(Data records)
===

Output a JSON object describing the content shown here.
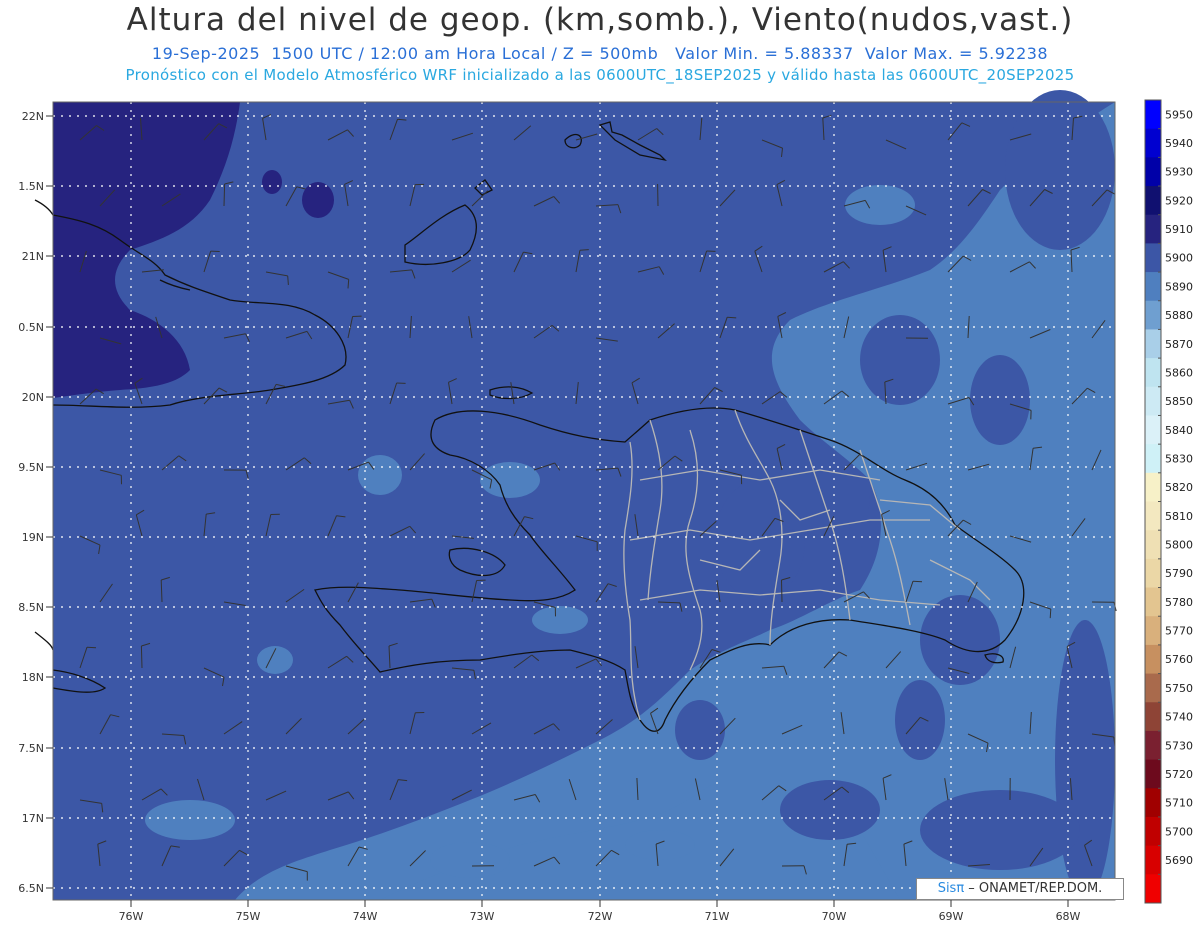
{
  "title": "Altura del nivel de geop. (km,somb.), Viento(nudos,vast.)",
  "subtitle1": "19-Sep-2025  1500 UTC / 12:00 am Hora Local / Z = 500mb   Valor Min. = 5.88337  Valor Max. = 5.92238",
  "subtitle2": "Pronóstico con el Modelo Atmosférico WRF inicializado a las 0600UTC_18SEP2025 y válido hasta las  0600UTC_20SEP2025",
  "lat_labels": [
    "22N",
    "1.5N",
    "21N",
    "0.5N",
    "20N",
    "9.5N",
    "19N",
    "8.5N",
    "18N",
    "7.5N",
    "17N",
    "6.5N"
  ],
  "lon_labels": [
    "76W",
    "75W",
    "74W",
    "73W",
    "72W",
    "71W",
    "70W",
    "69W",
    "68W"
  ],
  "colorbar": {
    "labels": [
      "5950",
      "5940",
      "5930",
      "5920",
      "5910",
      "5900",
      "5890",
      "5880",
      "5870",
      "5860",
      "5850",
      "5840",
      "5830",
      "5820",
      "5810",
      "5800",
      "5790",
      "5780",
      "5770",
      "5760",
      "5750",
      "5740",
      "5730",
      "5720",
      "5710",
      "5700",
      "5690"
    ],
    "colors": [
      "#0000ff",
      "#0000d0",
      "#0000a8",
      "#101070",
      "#26237f",
      "#3c56a6",
      "#4f7fbf",
      "#6f9fd0",
      "#a9cfe8",
      "#bfe4f0",
      "#cdeaf4",
      "#dbf1f8",
      "#cff1f7",
      "#f7f1c8",
      "#f3e8c0",
      "#efe0b4",
      "#ebd7a6",
      "#e3c590",
      "#d9b07c",
      "#c79060",
      "#a96a4c",
      "#8e4436",
      "#7a2030",
      "#6d0a1d",
      "#a00000",
      "#c00000",
      "#d80000",
      "#f00000"
    ]
  },
  "colors": {
    "base": "#3c57a6",
    "light": "#4f80bf",
    "dark": "#26237f",
    "coast": "#111111",
    "provinces": "#b6b6b6",
    "grid": "#ffffff"
  },
  "credit": {
    "brand": "Sisπ",
    "text": " – ONAMET/REP.DOM."
  }
}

===

Problem: Except for the pictures, copy every line of the records above exactly.

Written response:
Output a JSON object describing the content shown here.
{
  "title": "Altura del nivel de geop. (km,somb.), Viento(nudos,vast.)",
  "subtitle1": "19-Sep-2025  1500 UTC / 12:00 am Hora Local / Z = 500mb   Valor Min. = 5.88337  Valor Max. = 5.92238",
  "subtitle2": "Pronóstico con el Modelo Atmosférico WRF inicializado a las 0600UTC_18SEP2025 y válido hasta las  0600UTC_20SEP2025",
  "lat_labels": [
    "22N",
    "1.5N",
    "21N",
    "0.5N",
    "20N",
    "9.5N",
    "19N",
    "8.5N",
    "18N",
    "7.5N",
    "17N",
    "6.5N"
  ],
  "lon_labels": [
    "76W",
    "75W",
    "74W",
    "73W",
    "72W",
    "71W",
    "70W",
    "69W",
    "68W"
  ],
  "colorbar": {
    "labels": [
      "5950",
      "5940",
      "5930",
      "5920",
      "5910",
      "5900",
      "5890",
      "5880",
      "5870",
      "5860",
      "5850",
      "5840",
      "5830",
      "5820",
      "5810",
      "5800",
      "5790",
      "5780",
      "5770",
      "5760",
      "5750",
      "5740",
      "5730",
      "5720",
      "5710",
      "5700",
      "5690"
    ],
    "colors": [
      "#0000ff",
      "#0000d0",
      "#0000a8",
      "#101070",
      "#26237f",
      "#3c56a6",
      "#4f7fbf",
      "#6f9fd0",
      "#a9cfe8",
      "#bfe4f0",
      "#cdeaf4",
      "#dbf1f8",
      "#cff1f7",
      "#f7f1c8",
      "#f3e8c0",
      "#efe0b4",
      "#ebd7a6",
      "#e3c590",
      "#d9b07c",
      "#c79060",
      "#a96a4c",
      "#8e4436",
      "#7a2030",
      "#6d0a1d",
      "#a00000",
      "#c00000",
      "#d80000",
      "#f00000"
    ]
  },
  "colors": {
    "base": "#3c57a6",
    "light": "#4f80bf",
    "dark": "#26237f",
    "coast": "#111111",
    "provinces": "#b6b6b6",
    "grid": "#ffffff"
  },
  "credit": {
    "brand": "Sisπ",
    "text": " – ONAMET/REP.DOM."
  }
}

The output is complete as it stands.